• [The problem] Provide nothing beyond the count of lines that include the string "động".

• [Provided data]
________________________________________
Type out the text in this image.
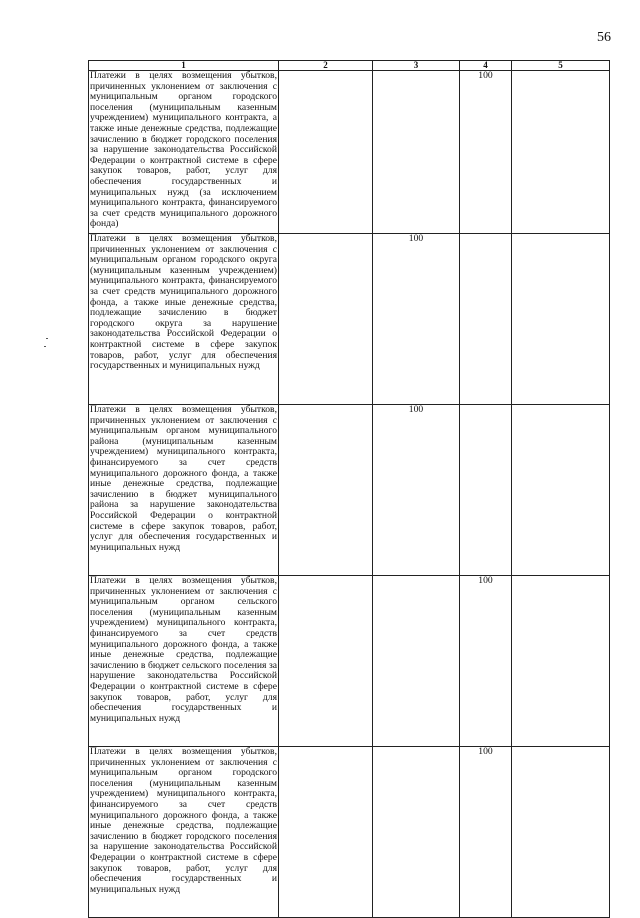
56
1	2	3	4	5
Платежи в целях возмещения убытков, причиненных уклонением от заключения с муниципальным органом городского поселения (муниципальным казенным учреждением) муниципального контракта, а также иные денежные средства, подлежащие зачислению в бюджет городского поселения за нарушение законодательства Российской Федерации о контрактной системе в сфере закупок товаров, работ, услуг для обеспечения государственных и муниципальных нужд (за исключением муниципального контракта, финансируемого за счет средств муниципального дорожного фонда)			100	
Платежи в целях возмещения убытков, причиненных уклонением от заключения с муниципальным органом городского округа (муниципальным казенным учреждением) муниципального контракта, финансируемого за счет средств муниципального дорожного фонда, а также иные денежные средства, подлежащие зачислению в бюджет городского округа за нарушение законодательства Российской Федерации о контрактной системе в сфере закупок товаров, работ, услуг для обеспечения государственных и муниципальных нужд		100		
Платежи в целях возмещения убытков, причиненных уклонением от заключения с муниципальным органом муниципального района (муниципальным казенным учреждением) муниципального контракта, финансируемого за счет средств муниципального дорожного фонда, а также иные денежные средства, подлежащие зачислению в бюджет муниципального района за нарушение законодательства Российской Федерации о контрактной системе в сфере закупок товаров, работ, услуг для обеспечения государственных и муниципальных нужд		100		
Платежи в целях возмещения убытков, причиненных уклонением от заключения с муниципальным органом сельского поселения (муниципальным казенным учреждением) муниципального контракта, финансируемого за счет средств муниципального дорожного фонда, а также иные денежные средства, подлежащие зачислению в бюджет сельского поселения за нарушение законодательства Российской Федерации о контрактной системе в сфере закупок товаров, работ, услуг для обеспечения государственных и муниципальных нужд			100	
Платежи в целях возмещения убытков, причиненных уклонением от заключения с муниципальным органом городского поселения (муниципальным казенным учреждением) муниципального контракта, финансируемого за счет средств муниципального дорожного фонда, а также иные денежные средства, подлежащие зачислению в бюджет городского поселения за нарушение законодательства Российской Федерации о контрактной системе в сфере закупок товаров, работ, услуг для обеспечения государственных и муниципальных нужд			100	
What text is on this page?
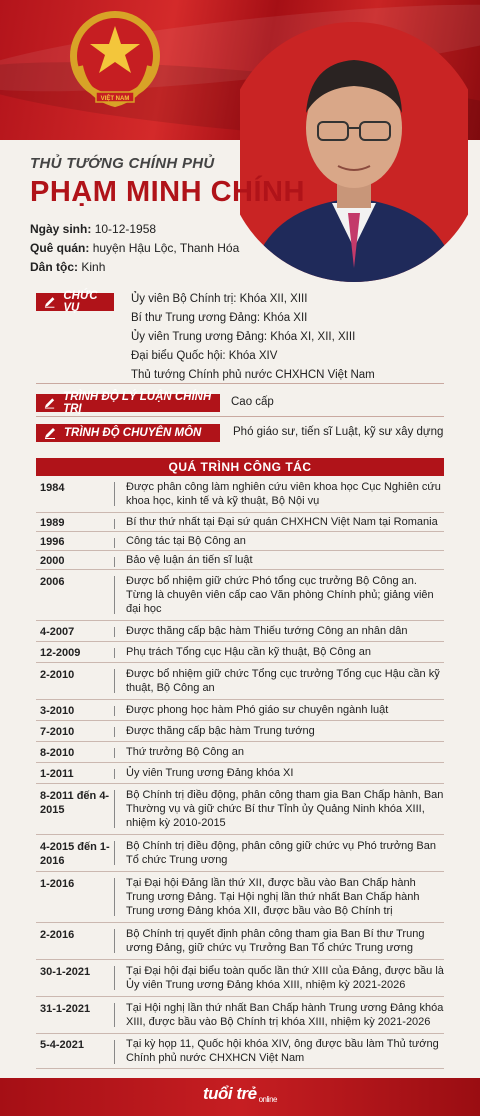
VIỆT NAM
THỦ TƯỚNG CHÍNH PHỦ
PHẠM MINH CHÍNH
Ngày sinh: 10-12-1958
Quê quán: huyện Hậu Lộc, Thanh Hóa
Dân tộc: Kinh
CHỨC VỤ
Ủy viên Bộ Chính trị: Khóa XII, XIII
Bí thư Trung ương Đảng: Khóa XII
Ủy viên Trung ương Đảng: Khóa XI, XII, XIII
Đại biểu Quốc hội: Khóa XIV
Thủ tướng Chính phủ nước CHXHCN Việt Nam
TRÌNH ĐỘ LÝ LUẬN CHÍNH TRỊ
Cao cấp
TRÌNH ĐỘ CHUYÊN MÔN	Phó giáo sư, tiến sĩ Luật, kỹ sư xây dựng
QUÁ TRÌNH CÔNG TÁC
1984	Được phân công làm nghiên cứu viên khoa học Cục Nghiên cứu khoa học, kinh tế và kỹ thuật, Bộ Nội vụ
1989	Bí thư thứ nhất tại Đại sứ quán CHXHCN Việt Nam tại Romania
1996	Công tác tại Bộ Công an
2000	Bảo vệ luận án tiến sĩ luật
2006	Được bổ nhiệm giữ chức Phó tổng cục trưởng Bộ Công an. Từng là chuyên viên cấp cao Văn phòng Chính phủ; giảng viên đại học
4-2007	Được thăng cấp bậc hàm Thiếu tướng Công an nhân dân
12-2009	Phụ trách Tổng cục Hậu cần kỹ thuật, Bộ Công an
2-2010	Được bổ nhiệm giữ chức Tổng cục trưởng Tổng cục Hậu cần kỹ thuật, Bộ Công an
3-2010	Được phong học hàm Phó giáo sư chuyên ngành luật
7-2010	Được thăng cấp bậc hàm Trung tướng
8-2010	Thứ trưởng Bộ Công an
1-2011	Ủy viên Trung ương Đảng khóa XI
8-2011 đến 4-2015
Bộ Chính trị điều động, phân công tham gia Ban Chấp hành, Ban Thường vụ và giữ chức Bí thư Tỉnh ủy Quảng Ninh khóa XIII, nhiệm kỳ 2010-2015
4-2015 đến 1-2016
Bộ Chính trị điều động, phân công giữ chức vụ Phó trưởng Ban Tổ chức Trung ương
1-2016	Tại Đại hội Đảng lần thứ XII, được bầu vào Ban Chấp hành Trung ương Đảng. Tại Hội nghị lần thứ nhất Ban Chấp hành Trung ương Đảng khóa XII, được bầu vào Bộ Chính trị
2-2016	Bộ Chính trị quyết định phân công tham gia Ban Bí thư Trung ương Đảng, giữ chức vụ Trưởng Ban Tổ chức Trung ương
30-1-2021	Tại Đại hội đại biểu toàn quốc lần thứ XIII của Đảng, được bầu là Ủy viên Trung ương Đảng khóa XIII, nhiệm kỳ 2021-2026
31-1-2021	Tại Hội nghị lần thứ nhất Ban Chấp hành Trung ương Đảng khóa XIII, được bầu vào Bộ Chính trị khóa XIII, nhiệm kỳ 2021-2026
5-4-2021	Tại kỳ họp 11, Quốc hội khóa XIV, ông được bầu làm Thủ tướng Chính phủ nước CHXHCN Việt Nam
tuổi trẻ online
________________________________________
• [Exercise output] 2